_Available records_
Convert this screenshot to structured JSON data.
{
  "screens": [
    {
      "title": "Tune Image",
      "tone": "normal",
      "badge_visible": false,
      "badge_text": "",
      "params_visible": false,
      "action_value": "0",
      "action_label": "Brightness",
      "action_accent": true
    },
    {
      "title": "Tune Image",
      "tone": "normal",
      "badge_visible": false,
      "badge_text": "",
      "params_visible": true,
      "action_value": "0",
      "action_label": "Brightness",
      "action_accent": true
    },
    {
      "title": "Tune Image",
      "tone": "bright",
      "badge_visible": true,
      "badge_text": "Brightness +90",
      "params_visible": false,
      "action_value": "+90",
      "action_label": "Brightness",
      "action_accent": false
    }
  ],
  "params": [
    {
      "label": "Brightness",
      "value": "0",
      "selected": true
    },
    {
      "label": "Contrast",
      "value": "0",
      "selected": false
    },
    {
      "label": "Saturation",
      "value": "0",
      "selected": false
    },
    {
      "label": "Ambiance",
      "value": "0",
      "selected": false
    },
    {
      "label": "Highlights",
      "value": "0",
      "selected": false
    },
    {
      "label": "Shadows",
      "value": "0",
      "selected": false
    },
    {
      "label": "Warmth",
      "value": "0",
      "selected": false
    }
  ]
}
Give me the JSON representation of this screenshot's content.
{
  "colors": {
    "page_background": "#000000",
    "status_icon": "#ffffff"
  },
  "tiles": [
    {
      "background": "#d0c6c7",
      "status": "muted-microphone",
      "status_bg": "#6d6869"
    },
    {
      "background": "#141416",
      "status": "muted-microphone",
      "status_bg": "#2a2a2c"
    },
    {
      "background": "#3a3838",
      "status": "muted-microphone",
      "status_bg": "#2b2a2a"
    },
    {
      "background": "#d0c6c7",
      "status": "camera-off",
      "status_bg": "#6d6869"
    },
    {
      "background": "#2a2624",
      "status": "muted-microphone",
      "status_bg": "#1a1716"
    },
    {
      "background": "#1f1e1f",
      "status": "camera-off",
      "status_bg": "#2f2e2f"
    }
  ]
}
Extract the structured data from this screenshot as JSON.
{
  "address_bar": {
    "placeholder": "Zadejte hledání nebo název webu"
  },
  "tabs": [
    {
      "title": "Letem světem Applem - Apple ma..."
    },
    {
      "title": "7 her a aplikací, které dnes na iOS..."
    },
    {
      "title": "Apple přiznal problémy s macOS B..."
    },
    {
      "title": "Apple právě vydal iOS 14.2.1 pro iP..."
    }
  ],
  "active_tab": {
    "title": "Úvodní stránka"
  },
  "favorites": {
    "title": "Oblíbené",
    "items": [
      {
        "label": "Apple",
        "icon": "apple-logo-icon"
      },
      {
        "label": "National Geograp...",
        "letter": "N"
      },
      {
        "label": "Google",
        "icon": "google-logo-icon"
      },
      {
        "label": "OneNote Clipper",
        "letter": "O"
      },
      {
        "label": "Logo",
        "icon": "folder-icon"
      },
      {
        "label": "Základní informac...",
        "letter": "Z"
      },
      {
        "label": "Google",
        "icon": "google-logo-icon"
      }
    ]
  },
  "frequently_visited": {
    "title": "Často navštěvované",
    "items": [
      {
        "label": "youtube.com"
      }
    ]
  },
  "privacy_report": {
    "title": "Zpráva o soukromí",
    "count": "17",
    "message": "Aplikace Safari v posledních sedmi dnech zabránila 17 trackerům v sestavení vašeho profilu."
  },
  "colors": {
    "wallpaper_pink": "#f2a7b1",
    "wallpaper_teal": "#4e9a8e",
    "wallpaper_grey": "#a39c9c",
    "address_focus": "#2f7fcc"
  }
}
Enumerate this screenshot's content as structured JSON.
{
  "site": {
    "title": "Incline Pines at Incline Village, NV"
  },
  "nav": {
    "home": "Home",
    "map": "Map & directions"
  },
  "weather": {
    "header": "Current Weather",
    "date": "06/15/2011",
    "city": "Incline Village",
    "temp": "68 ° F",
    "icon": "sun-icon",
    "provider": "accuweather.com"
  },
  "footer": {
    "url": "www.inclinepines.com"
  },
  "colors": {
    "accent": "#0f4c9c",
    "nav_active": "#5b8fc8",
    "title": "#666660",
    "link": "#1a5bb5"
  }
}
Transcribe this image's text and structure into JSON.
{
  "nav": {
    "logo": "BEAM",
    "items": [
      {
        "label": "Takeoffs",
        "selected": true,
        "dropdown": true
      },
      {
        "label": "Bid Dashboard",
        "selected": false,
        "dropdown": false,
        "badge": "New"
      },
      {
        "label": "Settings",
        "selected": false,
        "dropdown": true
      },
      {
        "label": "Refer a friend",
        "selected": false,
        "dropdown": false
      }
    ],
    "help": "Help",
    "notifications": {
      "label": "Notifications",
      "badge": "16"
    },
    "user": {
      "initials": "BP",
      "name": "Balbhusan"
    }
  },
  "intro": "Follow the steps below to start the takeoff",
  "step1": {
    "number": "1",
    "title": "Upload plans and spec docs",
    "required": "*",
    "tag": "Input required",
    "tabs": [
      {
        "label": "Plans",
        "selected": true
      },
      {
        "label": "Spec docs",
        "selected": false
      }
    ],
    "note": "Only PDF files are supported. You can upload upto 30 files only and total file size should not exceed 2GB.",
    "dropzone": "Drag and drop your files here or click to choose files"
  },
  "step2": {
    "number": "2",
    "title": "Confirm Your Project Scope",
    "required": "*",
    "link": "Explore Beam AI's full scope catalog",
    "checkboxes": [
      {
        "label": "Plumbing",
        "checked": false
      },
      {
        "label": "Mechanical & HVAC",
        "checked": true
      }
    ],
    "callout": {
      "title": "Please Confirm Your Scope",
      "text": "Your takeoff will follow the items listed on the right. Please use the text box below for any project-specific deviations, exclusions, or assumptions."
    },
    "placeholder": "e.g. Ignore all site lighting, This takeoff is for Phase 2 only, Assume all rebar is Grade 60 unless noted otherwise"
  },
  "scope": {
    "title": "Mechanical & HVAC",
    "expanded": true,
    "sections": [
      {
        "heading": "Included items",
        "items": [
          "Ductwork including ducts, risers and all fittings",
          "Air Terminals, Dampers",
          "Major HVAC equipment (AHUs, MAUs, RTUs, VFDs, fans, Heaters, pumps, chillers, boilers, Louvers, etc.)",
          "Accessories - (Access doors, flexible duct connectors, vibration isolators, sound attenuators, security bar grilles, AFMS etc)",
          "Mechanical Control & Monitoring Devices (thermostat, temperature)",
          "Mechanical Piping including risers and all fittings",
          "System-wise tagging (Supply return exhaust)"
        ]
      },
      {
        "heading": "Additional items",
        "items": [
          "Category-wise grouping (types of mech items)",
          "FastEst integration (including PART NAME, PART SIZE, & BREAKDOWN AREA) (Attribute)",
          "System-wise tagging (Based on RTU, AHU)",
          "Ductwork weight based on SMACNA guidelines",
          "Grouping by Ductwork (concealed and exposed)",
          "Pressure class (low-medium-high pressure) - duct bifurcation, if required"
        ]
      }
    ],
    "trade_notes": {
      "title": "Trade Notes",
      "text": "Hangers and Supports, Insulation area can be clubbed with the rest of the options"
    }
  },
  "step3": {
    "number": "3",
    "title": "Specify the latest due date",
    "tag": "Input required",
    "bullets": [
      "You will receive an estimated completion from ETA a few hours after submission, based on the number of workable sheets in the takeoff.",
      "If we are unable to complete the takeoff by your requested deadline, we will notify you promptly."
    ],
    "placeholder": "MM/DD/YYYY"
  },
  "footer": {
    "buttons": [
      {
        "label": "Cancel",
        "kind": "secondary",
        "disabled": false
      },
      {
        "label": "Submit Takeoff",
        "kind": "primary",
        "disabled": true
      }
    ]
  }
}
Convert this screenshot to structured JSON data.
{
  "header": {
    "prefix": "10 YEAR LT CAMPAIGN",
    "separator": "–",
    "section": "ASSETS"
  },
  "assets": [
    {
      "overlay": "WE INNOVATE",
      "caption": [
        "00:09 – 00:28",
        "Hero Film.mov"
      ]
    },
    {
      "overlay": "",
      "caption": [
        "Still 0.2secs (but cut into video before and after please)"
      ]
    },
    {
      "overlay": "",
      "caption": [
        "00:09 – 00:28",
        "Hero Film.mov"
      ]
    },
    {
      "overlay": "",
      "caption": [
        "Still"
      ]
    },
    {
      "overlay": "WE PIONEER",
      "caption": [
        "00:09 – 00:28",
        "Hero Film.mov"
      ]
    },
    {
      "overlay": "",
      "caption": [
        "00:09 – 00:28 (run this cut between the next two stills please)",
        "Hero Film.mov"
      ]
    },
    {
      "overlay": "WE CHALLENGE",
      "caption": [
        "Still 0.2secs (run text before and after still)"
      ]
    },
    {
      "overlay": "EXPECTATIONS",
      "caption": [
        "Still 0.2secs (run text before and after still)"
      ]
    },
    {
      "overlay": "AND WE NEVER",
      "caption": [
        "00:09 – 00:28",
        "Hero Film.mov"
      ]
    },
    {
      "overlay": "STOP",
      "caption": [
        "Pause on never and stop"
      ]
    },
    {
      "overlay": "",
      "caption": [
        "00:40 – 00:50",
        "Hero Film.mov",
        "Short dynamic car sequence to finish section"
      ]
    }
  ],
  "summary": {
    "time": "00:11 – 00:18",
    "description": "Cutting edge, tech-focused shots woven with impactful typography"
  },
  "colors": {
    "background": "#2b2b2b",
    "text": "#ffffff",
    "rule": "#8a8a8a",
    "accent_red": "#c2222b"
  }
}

_Goal_
Check each line of the records above for the word "true", then give the number of lines that have it, with no other words.

_Solution to this problem_
12